Your instructions - Among the entries, which lines carry the string "Mozambique"? Copy each of them.
* begin Material shown *
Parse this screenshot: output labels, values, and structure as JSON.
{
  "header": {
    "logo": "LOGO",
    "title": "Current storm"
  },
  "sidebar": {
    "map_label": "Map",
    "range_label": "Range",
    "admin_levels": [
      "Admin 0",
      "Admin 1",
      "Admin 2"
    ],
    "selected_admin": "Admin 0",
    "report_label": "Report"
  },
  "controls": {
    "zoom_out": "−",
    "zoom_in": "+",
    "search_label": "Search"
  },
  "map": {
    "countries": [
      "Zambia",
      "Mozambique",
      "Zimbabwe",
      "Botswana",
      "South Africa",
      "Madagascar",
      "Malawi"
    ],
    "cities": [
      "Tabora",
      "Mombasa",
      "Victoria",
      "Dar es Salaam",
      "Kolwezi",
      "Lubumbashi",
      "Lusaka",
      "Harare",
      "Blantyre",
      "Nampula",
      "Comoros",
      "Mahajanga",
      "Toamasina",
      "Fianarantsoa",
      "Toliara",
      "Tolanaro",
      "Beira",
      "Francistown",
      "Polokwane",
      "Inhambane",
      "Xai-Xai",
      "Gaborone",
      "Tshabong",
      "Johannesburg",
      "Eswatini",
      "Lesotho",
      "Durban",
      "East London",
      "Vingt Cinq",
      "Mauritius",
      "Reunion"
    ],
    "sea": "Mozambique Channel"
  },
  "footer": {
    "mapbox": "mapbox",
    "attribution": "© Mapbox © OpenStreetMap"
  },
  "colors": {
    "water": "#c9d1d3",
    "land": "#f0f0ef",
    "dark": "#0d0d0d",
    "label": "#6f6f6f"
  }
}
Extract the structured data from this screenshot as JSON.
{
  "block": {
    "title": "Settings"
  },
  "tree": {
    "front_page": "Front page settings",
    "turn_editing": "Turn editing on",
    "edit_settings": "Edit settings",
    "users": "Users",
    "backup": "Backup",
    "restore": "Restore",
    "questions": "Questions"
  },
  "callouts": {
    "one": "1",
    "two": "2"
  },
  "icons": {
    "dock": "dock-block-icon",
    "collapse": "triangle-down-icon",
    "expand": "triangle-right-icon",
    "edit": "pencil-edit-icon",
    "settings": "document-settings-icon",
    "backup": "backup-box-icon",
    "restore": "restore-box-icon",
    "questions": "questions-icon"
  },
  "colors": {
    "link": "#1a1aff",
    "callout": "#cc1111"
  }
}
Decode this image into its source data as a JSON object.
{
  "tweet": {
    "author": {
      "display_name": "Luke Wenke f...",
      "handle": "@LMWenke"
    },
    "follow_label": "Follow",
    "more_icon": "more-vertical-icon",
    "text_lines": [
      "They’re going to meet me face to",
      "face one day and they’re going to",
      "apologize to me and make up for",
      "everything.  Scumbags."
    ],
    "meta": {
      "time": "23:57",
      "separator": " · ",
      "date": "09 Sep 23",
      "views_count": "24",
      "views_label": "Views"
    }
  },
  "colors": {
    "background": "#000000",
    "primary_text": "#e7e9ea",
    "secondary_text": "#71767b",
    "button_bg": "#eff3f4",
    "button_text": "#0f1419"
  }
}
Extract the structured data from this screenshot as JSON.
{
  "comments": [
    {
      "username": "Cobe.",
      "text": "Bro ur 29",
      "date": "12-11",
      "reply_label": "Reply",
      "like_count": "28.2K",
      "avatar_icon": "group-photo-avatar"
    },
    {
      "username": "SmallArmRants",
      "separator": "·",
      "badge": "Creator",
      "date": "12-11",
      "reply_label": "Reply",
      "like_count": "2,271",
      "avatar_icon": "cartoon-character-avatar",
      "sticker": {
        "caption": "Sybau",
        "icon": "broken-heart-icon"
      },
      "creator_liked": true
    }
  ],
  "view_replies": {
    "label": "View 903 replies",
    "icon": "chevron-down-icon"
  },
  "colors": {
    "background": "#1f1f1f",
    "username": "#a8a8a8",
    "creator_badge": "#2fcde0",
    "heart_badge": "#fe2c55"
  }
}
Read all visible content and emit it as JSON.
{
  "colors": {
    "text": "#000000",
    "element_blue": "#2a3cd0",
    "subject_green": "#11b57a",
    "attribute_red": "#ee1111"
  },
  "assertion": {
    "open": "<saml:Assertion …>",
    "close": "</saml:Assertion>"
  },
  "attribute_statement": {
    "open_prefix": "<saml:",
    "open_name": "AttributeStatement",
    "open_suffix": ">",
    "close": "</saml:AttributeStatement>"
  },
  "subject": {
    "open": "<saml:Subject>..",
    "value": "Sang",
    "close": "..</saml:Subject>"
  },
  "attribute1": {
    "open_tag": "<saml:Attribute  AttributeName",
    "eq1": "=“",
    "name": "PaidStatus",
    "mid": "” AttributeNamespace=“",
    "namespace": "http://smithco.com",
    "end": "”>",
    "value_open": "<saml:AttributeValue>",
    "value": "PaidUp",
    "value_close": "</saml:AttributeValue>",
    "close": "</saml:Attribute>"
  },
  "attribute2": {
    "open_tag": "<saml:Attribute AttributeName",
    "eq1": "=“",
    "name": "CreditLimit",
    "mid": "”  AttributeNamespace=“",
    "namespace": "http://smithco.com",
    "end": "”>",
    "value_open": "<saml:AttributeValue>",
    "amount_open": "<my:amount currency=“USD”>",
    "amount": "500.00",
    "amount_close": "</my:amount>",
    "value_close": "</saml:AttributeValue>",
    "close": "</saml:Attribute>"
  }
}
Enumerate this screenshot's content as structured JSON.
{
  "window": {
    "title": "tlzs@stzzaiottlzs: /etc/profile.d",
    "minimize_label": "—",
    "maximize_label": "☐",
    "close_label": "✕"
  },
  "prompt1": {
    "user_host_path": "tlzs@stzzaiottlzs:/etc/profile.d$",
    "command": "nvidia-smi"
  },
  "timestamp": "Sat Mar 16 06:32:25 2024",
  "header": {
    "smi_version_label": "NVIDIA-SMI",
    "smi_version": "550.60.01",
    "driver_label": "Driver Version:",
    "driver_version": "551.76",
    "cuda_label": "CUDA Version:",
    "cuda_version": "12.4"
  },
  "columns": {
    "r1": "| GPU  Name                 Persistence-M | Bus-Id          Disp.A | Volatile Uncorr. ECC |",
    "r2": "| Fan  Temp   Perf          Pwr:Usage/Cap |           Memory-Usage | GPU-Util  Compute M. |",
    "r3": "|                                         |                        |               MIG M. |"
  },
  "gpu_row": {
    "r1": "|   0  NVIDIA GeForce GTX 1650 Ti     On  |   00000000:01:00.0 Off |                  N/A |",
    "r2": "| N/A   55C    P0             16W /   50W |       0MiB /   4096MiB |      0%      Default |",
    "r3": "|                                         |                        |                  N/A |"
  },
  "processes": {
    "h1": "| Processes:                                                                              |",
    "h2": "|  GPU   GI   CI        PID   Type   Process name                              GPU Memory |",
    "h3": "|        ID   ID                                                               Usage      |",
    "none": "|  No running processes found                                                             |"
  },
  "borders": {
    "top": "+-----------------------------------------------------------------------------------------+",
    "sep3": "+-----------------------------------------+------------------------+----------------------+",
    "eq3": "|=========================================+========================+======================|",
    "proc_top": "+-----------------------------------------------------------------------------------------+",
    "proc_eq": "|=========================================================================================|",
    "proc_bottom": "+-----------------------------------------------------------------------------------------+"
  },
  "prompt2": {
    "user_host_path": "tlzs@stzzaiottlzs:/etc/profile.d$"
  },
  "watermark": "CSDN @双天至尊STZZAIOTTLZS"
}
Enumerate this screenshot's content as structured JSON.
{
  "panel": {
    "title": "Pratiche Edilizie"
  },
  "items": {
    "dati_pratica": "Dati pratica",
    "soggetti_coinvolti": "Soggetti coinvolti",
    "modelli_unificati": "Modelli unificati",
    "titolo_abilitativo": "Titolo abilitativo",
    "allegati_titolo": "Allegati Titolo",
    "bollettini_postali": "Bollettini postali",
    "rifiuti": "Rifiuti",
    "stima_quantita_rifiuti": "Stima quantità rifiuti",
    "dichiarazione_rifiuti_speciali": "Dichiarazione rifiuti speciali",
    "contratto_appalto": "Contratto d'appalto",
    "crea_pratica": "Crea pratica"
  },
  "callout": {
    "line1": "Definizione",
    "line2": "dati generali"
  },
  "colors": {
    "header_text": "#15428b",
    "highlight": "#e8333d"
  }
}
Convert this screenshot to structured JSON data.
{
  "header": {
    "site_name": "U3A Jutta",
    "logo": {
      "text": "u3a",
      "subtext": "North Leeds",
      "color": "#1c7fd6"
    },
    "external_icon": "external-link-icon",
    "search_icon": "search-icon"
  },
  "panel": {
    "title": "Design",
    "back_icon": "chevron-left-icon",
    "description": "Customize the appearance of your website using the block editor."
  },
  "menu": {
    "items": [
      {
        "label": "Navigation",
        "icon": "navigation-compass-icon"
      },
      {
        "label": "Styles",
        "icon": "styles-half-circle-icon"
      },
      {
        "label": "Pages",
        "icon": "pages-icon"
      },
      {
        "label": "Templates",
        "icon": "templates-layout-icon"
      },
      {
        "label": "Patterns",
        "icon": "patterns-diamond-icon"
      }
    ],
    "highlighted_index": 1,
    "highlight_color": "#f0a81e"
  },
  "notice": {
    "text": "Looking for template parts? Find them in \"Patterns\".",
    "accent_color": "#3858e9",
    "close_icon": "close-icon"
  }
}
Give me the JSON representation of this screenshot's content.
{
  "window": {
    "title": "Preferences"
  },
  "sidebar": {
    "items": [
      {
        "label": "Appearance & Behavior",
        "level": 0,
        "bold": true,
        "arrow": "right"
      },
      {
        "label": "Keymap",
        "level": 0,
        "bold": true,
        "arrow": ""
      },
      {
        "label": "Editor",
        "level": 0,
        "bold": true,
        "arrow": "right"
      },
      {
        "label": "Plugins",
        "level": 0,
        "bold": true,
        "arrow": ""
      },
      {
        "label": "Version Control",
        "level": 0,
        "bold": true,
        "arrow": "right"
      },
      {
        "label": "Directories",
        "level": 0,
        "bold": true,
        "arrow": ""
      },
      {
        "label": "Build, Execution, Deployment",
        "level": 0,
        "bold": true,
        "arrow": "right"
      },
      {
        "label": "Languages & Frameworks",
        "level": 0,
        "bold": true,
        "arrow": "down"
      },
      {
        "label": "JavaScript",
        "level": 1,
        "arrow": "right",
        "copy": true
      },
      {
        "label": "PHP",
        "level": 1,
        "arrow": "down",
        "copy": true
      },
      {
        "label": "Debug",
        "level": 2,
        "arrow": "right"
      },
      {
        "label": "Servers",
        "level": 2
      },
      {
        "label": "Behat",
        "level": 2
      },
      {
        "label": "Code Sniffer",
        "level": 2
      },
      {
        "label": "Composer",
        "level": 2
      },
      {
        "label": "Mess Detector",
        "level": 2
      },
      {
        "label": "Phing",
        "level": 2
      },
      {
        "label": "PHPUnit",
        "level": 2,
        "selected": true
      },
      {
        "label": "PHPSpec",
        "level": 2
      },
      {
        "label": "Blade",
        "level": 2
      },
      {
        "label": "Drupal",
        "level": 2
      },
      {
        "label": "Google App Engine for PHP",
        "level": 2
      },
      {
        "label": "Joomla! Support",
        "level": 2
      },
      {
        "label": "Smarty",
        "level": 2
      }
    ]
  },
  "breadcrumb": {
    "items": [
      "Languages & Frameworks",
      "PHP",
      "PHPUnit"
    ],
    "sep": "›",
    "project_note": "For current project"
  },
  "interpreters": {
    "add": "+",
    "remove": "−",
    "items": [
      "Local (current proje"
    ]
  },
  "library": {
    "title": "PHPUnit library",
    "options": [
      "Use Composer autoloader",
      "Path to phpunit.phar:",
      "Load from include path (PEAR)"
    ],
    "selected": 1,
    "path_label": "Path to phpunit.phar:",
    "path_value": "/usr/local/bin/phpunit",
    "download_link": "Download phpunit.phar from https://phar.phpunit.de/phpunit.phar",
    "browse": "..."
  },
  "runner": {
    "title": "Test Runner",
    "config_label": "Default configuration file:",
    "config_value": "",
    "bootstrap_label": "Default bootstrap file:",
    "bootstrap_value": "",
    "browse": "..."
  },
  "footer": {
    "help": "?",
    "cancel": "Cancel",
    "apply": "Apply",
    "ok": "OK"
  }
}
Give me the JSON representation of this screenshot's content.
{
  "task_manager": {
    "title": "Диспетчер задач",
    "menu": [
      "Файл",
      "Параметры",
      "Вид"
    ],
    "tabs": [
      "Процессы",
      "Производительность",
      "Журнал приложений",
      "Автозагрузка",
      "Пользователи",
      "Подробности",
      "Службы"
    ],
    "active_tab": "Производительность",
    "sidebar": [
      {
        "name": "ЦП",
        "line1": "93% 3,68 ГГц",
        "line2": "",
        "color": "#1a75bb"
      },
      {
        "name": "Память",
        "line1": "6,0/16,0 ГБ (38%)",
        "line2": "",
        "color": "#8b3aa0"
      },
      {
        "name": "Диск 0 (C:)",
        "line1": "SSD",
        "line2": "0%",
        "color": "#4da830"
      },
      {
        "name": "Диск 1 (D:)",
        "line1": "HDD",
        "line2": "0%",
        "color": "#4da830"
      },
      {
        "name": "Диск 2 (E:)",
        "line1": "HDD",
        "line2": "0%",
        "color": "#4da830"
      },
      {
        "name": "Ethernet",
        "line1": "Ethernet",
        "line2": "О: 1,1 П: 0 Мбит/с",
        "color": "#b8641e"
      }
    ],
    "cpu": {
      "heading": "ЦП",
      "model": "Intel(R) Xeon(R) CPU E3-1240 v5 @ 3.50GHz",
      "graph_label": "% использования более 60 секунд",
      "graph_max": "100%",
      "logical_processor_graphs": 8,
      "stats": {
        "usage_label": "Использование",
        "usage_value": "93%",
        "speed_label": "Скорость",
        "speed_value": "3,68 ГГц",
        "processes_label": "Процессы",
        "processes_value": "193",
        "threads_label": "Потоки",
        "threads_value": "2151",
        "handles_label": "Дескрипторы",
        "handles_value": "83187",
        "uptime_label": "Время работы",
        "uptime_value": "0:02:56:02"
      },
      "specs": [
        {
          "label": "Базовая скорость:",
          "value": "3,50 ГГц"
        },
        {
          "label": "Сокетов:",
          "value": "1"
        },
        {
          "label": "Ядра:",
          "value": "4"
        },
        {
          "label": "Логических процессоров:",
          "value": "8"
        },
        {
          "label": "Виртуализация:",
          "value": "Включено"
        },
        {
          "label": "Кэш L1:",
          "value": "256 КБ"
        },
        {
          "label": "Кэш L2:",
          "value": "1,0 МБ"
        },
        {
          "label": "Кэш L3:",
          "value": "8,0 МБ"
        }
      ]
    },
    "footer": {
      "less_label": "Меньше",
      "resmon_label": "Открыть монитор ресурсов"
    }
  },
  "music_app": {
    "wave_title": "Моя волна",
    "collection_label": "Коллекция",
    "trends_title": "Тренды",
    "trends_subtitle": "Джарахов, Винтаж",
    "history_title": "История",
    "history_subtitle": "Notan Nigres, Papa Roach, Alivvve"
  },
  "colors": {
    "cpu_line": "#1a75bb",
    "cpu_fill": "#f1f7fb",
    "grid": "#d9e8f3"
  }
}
* end Material shown *
Solution -
      "Mozambique",
    "sea": "Mozambique Channel"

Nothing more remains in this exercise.